Excerpted records

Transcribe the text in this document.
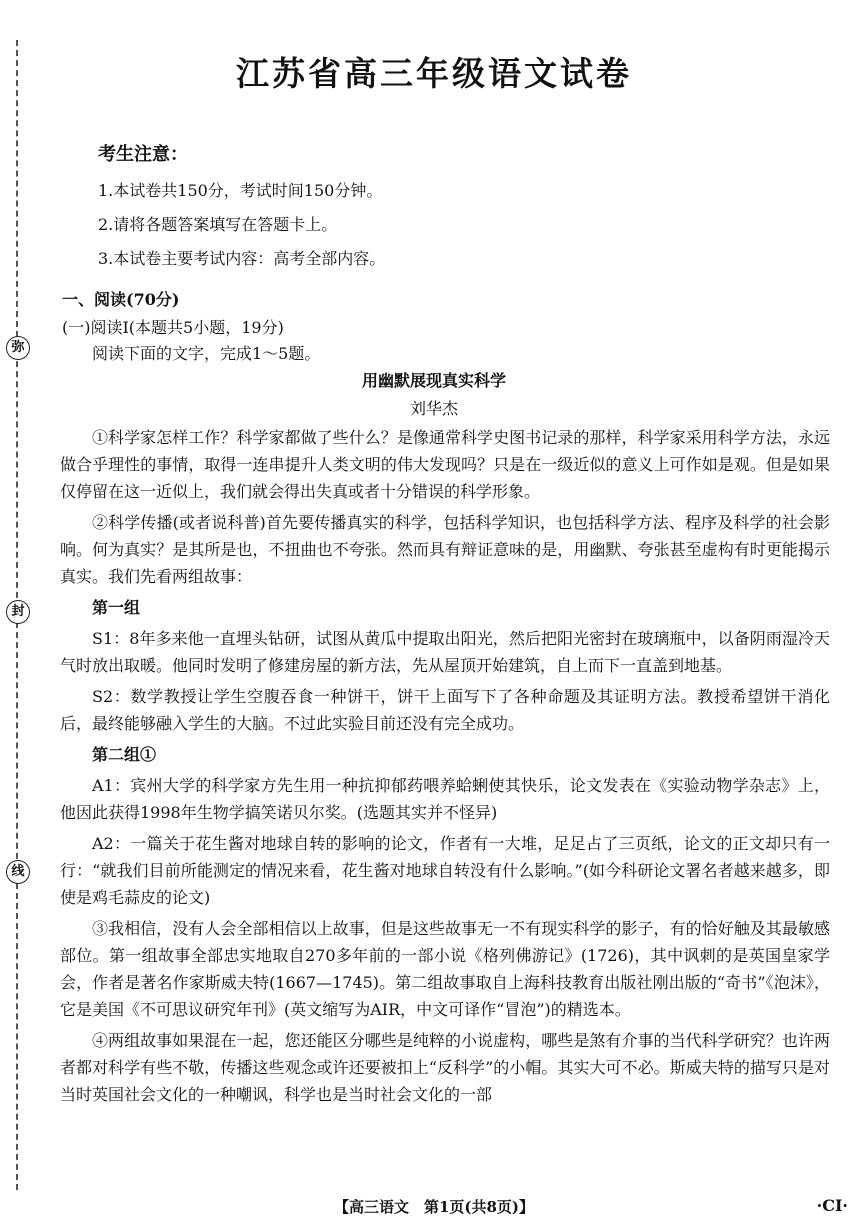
弥
封
线
江苏省高三年级语文试卷
考生注意：
1.本试卷共150分，考试时间150分钟。
2.请将各题答案填写在答题卡上。
3.本试卷主要考试内容：高考全部内容。
一、阅读(70分)
(一)阅读Ⅰ(本题共5小题，19分)
阅读下面的文字，完成1～5题。
用幽默展现真实科学
刘华杰

①科学家怎样工作？科学家都做了些什么？是像通常科学史图书记录的那样，科学家采用科学方法，永远做合乎理性的事情，取得一连串提升人类文明的伟大发现吗？只是在一级近似的意义上可作如是观。但是如果仅停留在这一近似上，我们就会得出失真或者十分错误的科学形象。

②科学传播(或者说科普)首先要传播真实的科学，包括科学知识，也包括科学方法、程序及科学的社会影响。何为真实？是其所是也，不扭曲也不夸张。然而具有辩证意味的是，用幽默、夸张甚至虚构有时更能揭示真实。我们先看两组故事：

第一组

S1：8年多来他一直埋头钻研，试图从黄瓜中提取出阳光，然后把阳光密封在玻璃瓶中，以备阴雨湿冷天气时放出取暖。他同时发明了修建房屋的新方法，先从屋顶开始建筑，自上而下一直盖到地基。

S2：数学教授让学生空腹吞食一种饼干，饼干上面写下了各种命题及其证明方法。教授希望饼干消化后，最终能够融入学生的大脑。不过此实验目前还没有完全成功。

第二组①

A1：宾州大学的科学家方先生用一种抗抑郁药喂养蛤蜊使其快乐，论文发表在《实验动物学杂志》上，他因此获得1998年生物学搞笑诺贝尔奖。(选题其实并不怪异)

A2：一篇关于花生酱对地球自转的影响的论文，作者有一大堆，足足占了三页纸，论文的正文却只有一行：“就我们目前所能测定的情况来看，花生酱对地球自转没有什么影响。”(如今科研论文署名者越来越多，即使是鸡毛蒜皮的论文)

③我相信，没有人会全部相信以上故事，但是这些故事无一不有现实科学的影子，有的恰好触及其最敏感部位。第一组故事全部忠实地取自270多年前的一部小说《格列佛游记》(1726)，其中讽刺的是英国皇家学会，作者是著名作家斯威夫特(1667—1745)。第二组故事取自上海科技教育出版社刚出版的“奇书”《泡沫》，它是美国《不可思议研究年刊》(英文缩写为AIR，中文可译作“冒泡”)的精选本。

④两组故事如果混在一起，您还能区分哪些是纯粹的小说虚构，哪些是煞有介事的当代科学研究？也许两者都对科学有些不敬，传播这些观念或许还要被扣上“反科学”的小帽。其实大可不必。斯威夫特的描写只是对当时英国社会文化的一种嘲讽，科学也是当时社会文化的一部

【高三语文　第1页(共8页)】	·CI·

Work to complete
Without including the pictures, return each record above exactly as it stands.

Answer below
Transcribe the text in this document.
弥
封
线
江苏省高三年级语文试卷
考生注意：
1.本试卷共150分，考试时间150分钟。
2.请将各题答案填写在答题卡上。
3.本试卷主要考试内容：高考全部内容。
一、阅读(70分)
(一)阅读Ⅰ(本题共5小题，19分)
阅读下面的文字，完成1～5题。
用幽默展现真实科学
刘华杰

①科学家怎样工作？科学家都做了些什么？是像通常科学史图书记录的那样，科学家采用科学方法，永远做合乎理性的事情，取得一连串提升人类文明的伟大发现吗？只是在一级近似的意义上可作如是观。但是如果仅停留在这一近似上，我们就会得出失真或者十分错误的科学形象。

②科学传播(或者说科普)首先要传播真实的科学，包括科学知识，也包括科学方法、程序及科学的社会影响。何为真实？是其所是也，不扭曲也不夸张。然而具有辩证意味的是，用幽默、夸张甚至虚构有时更能揭示真实。我们先看两组故事：

第一组

S1：8年多来他一直埋头钻研，试图从黄瓜中提取出阳光，然后把阳光密封在玻璃瓶中，以备阴雨湿冷天气时放出取暖。他同时发明了修建房屋的新方法，先从屋顶开始建筑，自上而下一直盖到地基。

S2：数学教授让学生空腹吞食一种饼干，饼干上面写下了各种命题及其证明方法。教授希望饼干消化后，最终能够融入学生的大脑。不过此实验目前还没有完全成功。

第二组①

A1：宾州大学的科学家方先生用一种抗抑郁药喂养蛤蜊使其快乐，论文发表在《实验动物学杂志》上，他因此获得1998年生物学搞笑诺贝尔奖。(选题其实并不怪异)

A2：一篇关于花生酱对地球自转的影响的论文，作者有一大堆，足足占了三页纸，论文的正文却只有一行：“就我们目前所能测定的情况来看，花生酱对地球自转没有什么影响。”(如今科研论文署名者越来越多，即使是鸡毛蒜皮的论文)

③我相信，没有人会全部相信以上故事，但是这些故事无一不有现实科学的影子，有的恰好触及其最敏感部位。第一组故事全部忠实地取自270多年前的一部小说《格列佛游记》(1726)，其中讽刺的是英国皇家学会，作者是著名作家斯威夫特(1667—1745)。第二组故事取自上海科技教育出版社刚出版的“奇书”《泡沫》，它是美国《不可思议研究年刊》(英文缩写为AIR，中文可译作“冒泡”)的精选本。

④两组故事如果混在一起，您还能区分哪些是纯粹的小说虚构，哪些是煞有介事的当代科学研究？也许两者都对科学有些不敬，传播这些观念或许还要被扣上“反科学”的小帽。其实大可不必。斯威夫特的描写只是对当时英国社会文化的一种嘲讽，科学也是当时社会文化的一部

【高三语文　第1页(共8页)】	·CI·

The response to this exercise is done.